● **SHORT EXERCISE**
Output all of the entries below precisely as written.

····················

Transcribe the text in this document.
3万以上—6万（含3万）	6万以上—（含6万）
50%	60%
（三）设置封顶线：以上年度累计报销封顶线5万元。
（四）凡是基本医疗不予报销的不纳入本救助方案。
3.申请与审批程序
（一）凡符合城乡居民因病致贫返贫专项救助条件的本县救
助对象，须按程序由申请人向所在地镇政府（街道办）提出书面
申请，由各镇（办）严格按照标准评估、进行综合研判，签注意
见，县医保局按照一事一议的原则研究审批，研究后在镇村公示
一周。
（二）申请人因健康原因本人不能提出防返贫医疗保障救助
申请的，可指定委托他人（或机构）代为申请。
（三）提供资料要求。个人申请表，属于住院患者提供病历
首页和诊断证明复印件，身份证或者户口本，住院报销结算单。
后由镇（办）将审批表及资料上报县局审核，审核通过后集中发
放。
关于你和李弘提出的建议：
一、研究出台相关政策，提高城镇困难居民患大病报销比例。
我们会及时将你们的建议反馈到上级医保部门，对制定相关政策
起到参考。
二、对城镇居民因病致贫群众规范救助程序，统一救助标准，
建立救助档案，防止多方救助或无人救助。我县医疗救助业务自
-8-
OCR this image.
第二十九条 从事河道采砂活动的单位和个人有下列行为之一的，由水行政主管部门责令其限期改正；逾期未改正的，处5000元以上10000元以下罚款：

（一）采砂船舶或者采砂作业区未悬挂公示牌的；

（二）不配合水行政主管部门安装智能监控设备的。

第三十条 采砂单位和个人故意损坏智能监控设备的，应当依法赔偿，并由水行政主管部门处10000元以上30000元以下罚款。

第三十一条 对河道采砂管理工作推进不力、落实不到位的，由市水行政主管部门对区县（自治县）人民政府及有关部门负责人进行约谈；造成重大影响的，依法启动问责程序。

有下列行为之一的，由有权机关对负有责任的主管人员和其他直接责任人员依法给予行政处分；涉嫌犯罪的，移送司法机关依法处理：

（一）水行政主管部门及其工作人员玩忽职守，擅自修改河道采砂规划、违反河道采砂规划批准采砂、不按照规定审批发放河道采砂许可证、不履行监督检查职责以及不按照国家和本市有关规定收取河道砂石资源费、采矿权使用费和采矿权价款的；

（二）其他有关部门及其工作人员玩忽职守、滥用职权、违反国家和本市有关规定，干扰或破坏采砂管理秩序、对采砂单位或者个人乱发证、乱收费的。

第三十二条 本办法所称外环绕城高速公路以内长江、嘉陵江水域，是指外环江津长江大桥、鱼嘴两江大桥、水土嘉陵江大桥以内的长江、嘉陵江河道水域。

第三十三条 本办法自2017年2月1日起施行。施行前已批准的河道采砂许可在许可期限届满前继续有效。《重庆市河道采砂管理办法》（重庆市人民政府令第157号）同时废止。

····················

● **WRITTEN ANSWER**
Transcribe the text in this document.
3万以上—6万（含3万）	6万以上—（含6万）
50%	60%
（三）设置封顶线：以上年度累计报销封顶线5万元。
（四）凡是基本医疗不予报销的不纳入本救助方案。
3.申请与审批程序
（一）凡符合城乡居民因病致贫返贫专项救助条件的本县救
助对象，须按程序由申请人向所在地镇政府（街道办）提出书面
申请，由各镇（办）严格按照标准评估、进行综合研判，签注意
见，县医保局按照一事一议的原则研究审批，研究后在镇村公示
一周。
（二）申请人因健康原因本人不能提出防返贫医疗保障救助
申请的，可指定委托他人（或机构）代为申请。
（三）提供资料要求。个人申请表，属于住院患者提供病历
首页和诊断证明复印件，身份证或者户口本，住院报销结算单。
后由镇（办）将审批表及资料上报县局审核，审核通过后集中发
放。
关于你和李弘提出的建议：
一、研究出台相关政策，提高城镇困难居民患大病报销比例。
我们会及时将你们的建议反馈到上级医保部门，对制定相关政策
起到参考。
二、对城镇居民因病致贫群众规范救助程序，统一救助标准，
建立救助档案，防止多方救助或无人救助。我县医疗救助业务自
-8-
OCR this image.
第二十九条 从事河道采砂活动的单位和个人有下列行为之一的，由水行政主管部门责令其限期改正；逾期未改正的，处5000元以上10000元以下罚款：

（一）采砂船舶或者采砂作业区未悬挂公示牌的；

（二）不配合水行政主管部门安装智能监控设备的。

第三十条 采砂单位和个人故意损坏智能监控设备的，应当依法赔偿，并由水行政主管部门处10000元以上30000元以下罚款。

第三十一条 对河道采砂管理工作推进不力、落实不到位的，由市水行政主管部门对区县（自治县）人民政府及有关部门负责人进行约谈；造成重大影响的，依法启动问责程序。

有下列行为之一的，由有权机关对负有责任的主管人员和其他直接责任人员依法给予行政处分；涉嫌犯罪的，移送司法机关依法处理：

（一）水行政主管部门及其工作人员玩忽职守，擅自修改河道采砂规划、违反河道采砂规划批准采砂、不按照规定审批发放河道采砂许可证、不履行监督检查职责以及不按照国家和本市有关规定收取河道砂石资源费、采矿权使用费和采矿权价款的；

（二）其他有关部门及其工作人员玩忽职守、滥用职权、违反国家和本市有关规定，干扰或破坏采砂管理秩序、对采砂单位或者个人乱发证、乱收费的。

第三十二条 本办法所称外环绕城高速公路以内长江、嘉陵江水域，是指外环江津长江大桥、鱼嘴两江大桥、水土嘉陵江大桥以内的长江、嘉陵江河道水域。

第三十三条 本办法自2017年2月1日起施行。施行前已批准的河道采砂许可在许可期限届满前继续有效。《重庆市河道采砂管理办法》（重庆市人民政府令第157号）同时废止。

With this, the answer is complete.